Source records:
━━━━━━━━━━━━━━━━

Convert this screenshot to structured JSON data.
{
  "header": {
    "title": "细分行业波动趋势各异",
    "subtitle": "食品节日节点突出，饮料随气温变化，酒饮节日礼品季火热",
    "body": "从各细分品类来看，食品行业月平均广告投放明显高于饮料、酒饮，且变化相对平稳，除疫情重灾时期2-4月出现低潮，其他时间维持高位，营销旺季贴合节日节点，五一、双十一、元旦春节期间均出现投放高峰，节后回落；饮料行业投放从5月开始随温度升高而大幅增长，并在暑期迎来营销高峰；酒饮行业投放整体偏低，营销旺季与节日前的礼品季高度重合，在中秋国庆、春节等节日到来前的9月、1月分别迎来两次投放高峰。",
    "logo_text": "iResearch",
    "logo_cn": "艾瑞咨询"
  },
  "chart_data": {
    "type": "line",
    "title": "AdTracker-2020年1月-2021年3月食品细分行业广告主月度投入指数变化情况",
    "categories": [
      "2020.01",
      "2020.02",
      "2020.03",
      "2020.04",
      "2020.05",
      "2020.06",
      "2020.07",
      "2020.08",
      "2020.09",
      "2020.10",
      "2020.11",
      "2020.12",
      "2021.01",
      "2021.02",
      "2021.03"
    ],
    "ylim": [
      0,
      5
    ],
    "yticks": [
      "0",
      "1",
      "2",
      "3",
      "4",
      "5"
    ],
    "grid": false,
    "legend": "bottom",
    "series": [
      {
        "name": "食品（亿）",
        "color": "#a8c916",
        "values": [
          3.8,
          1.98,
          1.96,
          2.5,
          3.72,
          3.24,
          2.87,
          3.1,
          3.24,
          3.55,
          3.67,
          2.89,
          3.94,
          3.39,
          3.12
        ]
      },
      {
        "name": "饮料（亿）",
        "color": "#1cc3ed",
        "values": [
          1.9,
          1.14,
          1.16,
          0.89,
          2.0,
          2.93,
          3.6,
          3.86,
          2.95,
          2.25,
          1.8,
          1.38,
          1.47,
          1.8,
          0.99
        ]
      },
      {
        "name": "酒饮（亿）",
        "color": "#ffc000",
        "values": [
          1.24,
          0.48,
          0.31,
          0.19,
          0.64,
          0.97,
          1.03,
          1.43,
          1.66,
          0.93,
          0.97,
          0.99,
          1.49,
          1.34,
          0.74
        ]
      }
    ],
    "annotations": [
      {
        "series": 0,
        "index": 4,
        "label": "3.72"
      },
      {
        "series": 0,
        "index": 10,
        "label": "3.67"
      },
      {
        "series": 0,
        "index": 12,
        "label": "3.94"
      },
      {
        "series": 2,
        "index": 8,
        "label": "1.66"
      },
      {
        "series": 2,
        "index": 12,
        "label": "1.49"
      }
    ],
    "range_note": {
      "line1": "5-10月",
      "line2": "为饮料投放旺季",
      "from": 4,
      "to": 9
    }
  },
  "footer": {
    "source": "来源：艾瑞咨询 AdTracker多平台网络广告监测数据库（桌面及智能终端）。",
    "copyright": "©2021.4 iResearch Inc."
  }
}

━━━━━━━━━━━━━━━━

## Directive
Repeat all entries. Match them exactly.

## Response to this exercise
Convert this screenshot to structured JSON data.
{
  "header": {
    "title": "细分行业波动趋势各异",
    "subtitle": "食品节日节点突出，饮料随气温变化，酒饮节日礼品季火热",
    "body": "从各细分品类来看，食品行业月平均广告投放明显高于饮料、酒饮，且变化相对平稳，除疫情重灾时期2-4月出现低潮，其他时间维持高位，营销旺季贴合节日节点，五一、双十一、元旦春节期间均出现投放高峰，节后回落；饮料行业投放从5月开始随温度升高而大幅增长，并在暑期迎来营销高峰；酒饮行业投放整体偏低，营销旺季与节日前的礼品季高度重合，在中秋国庆、春节等节日到来前的9月、1月分别迎来两次投放高峰。",
    "logo_text": "iResearch",
    "logo_cn": "艾瑞咨询"
  },
  "chart_data": {
    "type": "line",
    "title": "AdTracker-2020年1月-2021年3月食品细分行业广告主月度投入指数变化情况",
    "categories": [
      "2020.01",
      "2020.02",
      "2020.03",
      "2020.04",
      "2020.05",
      "2020.06",
      "2020.07",
      "2020.08",
      "2020.09",
      "2020.10",
      "2020.11",
      "2020.12",
      "2021.01",
      "2021.02",
      "2021.03"
    ],
    "ylim": [
      0,
      5
    ],
    "yticks": [
      "0",
      "1",
      "2",
      "3",
      "4",
      "5"
    ],
    "grid": false,
    "legend": "bottom",
    "series": [
      {
        "name": "食品（亿）",
        "color": "#a8c916",
        "values": [
          3.8,
          1.98,
          1.96,
          2.5,
          3.72,
          3.24,
          2.87,
          3.1,
          3.24,
          3.55,
          3.67,
          2.89,
          3.94,
          3.39,
          3.12
        ]
      },
      {
        "name": "饮料（亿）",
        "color": "#1cc3ed",
        "values": [
          1.9,
          1.14,
          1.16,
          0.89,
          2.0,
          2.93,
          3.6,
          3.86,
          2.95,
          2.25,
          1.8,
          1.38,
          1.47,
          1.8,
          0.99
        ]
      },
      {
        "name": "酒饮（亿）",
        "color": "#ffc000",
        "values": [
          1.24,
          0.48,
          0.31,
          0.19,
          0.64,
          0.97,
          1.03,
          1.43,
          1.66,
          0.93,
          0.97,
          0.99,
          1.49,
          1.34,
          0.74
        ]
      }
    ],
    "annotations": [
      {
        "series": 0,
        "index": 4,
        "label": "3.72"
      },
      {
        "series": 0,
        "index": 10,
        "label": "3.67"
      },
      {
        "series": 0,
        "index": 12,
        "label": "3.94"
      },
      {
        "series": 2,
        "index": 8,
        "label": "1.66"
      },
      {
        "series": 2,
        "index": 12,
        "label": "1.49"
      }
    ],
    "range_note": {
      "line1": "5-10月",
      "line2": "为饮料投放旺季",
      "from": 4,
      "to": 9
    }
  },
  "footer": {
    "source": "来源：艾瑞咨询 AdTracker多平台网络广告监测数据库（桌面及智能终端）。",
    "copyright": "©2021.4 iResearch Inc."
  }
}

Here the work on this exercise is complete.